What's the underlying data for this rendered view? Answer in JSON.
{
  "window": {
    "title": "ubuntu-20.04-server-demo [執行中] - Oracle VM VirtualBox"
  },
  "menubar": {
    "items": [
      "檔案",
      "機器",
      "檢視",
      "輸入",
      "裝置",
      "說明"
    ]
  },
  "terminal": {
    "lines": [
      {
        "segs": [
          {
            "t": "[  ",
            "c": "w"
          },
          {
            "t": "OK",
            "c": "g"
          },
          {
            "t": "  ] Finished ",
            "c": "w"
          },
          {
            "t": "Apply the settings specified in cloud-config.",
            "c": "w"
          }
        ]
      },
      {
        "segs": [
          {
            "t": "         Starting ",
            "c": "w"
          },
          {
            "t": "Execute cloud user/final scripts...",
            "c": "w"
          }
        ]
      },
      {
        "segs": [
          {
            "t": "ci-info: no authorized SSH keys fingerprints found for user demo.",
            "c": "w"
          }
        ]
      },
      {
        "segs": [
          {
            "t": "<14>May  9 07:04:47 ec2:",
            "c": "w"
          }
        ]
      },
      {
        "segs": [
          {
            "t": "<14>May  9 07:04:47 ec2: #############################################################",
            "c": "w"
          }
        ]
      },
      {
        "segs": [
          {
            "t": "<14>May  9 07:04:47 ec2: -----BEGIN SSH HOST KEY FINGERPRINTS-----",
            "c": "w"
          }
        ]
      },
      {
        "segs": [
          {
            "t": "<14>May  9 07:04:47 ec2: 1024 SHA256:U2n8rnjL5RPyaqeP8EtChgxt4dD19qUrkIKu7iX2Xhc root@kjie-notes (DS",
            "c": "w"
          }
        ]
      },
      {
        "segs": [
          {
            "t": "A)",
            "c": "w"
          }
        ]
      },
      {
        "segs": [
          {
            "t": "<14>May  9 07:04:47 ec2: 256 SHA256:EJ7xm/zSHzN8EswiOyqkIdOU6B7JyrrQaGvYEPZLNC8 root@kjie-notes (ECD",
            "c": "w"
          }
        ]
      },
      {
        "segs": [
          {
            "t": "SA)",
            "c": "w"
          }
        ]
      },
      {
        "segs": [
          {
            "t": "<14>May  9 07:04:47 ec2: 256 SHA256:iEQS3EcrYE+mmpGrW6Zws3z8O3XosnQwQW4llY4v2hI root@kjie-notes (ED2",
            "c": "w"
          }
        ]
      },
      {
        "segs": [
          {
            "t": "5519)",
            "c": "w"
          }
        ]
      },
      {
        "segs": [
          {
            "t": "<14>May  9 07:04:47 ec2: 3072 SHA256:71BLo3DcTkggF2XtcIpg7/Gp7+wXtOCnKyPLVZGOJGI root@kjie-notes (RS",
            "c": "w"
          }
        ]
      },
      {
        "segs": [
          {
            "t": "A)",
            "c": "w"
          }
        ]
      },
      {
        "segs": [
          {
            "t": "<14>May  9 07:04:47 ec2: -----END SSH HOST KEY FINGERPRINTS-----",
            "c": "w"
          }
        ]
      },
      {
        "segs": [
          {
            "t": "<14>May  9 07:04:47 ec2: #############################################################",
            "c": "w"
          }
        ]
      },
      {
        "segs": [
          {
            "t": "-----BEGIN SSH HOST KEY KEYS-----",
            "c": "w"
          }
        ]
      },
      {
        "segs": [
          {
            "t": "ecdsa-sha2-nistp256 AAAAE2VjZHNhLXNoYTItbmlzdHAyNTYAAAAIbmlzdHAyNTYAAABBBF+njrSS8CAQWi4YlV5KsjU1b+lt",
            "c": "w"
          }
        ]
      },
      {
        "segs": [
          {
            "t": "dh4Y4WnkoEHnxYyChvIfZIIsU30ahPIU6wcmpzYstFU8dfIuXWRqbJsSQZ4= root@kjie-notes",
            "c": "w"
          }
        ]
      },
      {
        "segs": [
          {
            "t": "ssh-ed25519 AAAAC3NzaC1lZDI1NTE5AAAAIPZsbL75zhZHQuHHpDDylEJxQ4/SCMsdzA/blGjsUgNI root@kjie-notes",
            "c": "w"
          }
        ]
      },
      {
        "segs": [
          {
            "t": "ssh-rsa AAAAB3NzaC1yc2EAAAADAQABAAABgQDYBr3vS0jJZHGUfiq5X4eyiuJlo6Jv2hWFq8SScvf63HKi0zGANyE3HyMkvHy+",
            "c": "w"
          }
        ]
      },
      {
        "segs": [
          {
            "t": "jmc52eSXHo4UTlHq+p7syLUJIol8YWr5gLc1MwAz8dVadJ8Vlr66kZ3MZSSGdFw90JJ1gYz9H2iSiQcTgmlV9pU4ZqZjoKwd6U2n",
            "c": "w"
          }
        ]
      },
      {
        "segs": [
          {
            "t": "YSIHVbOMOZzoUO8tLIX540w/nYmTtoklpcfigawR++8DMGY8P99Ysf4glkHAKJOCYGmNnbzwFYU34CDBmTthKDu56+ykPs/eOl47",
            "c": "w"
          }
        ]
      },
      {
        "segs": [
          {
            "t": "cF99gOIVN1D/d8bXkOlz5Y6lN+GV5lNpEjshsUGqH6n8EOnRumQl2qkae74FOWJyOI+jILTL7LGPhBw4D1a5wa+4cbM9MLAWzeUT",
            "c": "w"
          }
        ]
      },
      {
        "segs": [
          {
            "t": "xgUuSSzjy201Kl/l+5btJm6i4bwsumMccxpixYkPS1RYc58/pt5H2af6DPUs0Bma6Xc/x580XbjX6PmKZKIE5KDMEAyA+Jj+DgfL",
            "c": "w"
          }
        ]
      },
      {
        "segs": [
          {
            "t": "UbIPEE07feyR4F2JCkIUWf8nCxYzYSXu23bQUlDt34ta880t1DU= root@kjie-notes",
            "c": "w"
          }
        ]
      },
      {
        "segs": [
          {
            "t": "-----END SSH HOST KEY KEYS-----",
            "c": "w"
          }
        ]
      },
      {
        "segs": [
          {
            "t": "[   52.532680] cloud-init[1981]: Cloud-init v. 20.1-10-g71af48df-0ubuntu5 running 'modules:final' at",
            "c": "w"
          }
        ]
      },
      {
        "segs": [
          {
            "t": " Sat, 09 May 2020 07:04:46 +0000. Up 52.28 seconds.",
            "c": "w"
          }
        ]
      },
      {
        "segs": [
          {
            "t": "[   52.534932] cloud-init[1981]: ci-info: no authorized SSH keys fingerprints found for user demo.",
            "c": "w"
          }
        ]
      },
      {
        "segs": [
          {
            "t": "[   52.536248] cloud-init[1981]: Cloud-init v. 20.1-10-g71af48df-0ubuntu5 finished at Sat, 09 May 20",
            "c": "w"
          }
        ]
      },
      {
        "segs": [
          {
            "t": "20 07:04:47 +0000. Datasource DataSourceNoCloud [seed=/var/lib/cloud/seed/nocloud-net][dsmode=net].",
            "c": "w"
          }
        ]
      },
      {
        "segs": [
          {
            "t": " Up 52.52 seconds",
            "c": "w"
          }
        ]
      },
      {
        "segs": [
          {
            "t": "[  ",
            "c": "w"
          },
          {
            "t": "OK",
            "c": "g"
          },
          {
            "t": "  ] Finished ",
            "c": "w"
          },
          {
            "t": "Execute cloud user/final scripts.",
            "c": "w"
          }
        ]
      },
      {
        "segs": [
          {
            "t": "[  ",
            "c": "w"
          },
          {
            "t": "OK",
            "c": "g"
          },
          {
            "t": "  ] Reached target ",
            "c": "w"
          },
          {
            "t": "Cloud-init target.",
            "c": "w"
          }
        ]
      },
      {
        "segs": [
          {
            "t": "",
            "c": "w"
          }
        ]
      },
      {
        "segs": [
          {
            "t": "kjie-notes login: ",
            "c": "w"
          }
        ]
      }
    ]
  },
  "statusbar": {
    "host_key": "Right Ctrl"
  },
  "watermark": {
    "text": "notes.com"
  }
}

===============

> _Objective_: Which lines include the word "Execute"? List them all.

> _Task result_:
            "t": "Execute cloud user/final scripts...",
            "t": "Execute cloud user/final scripts.",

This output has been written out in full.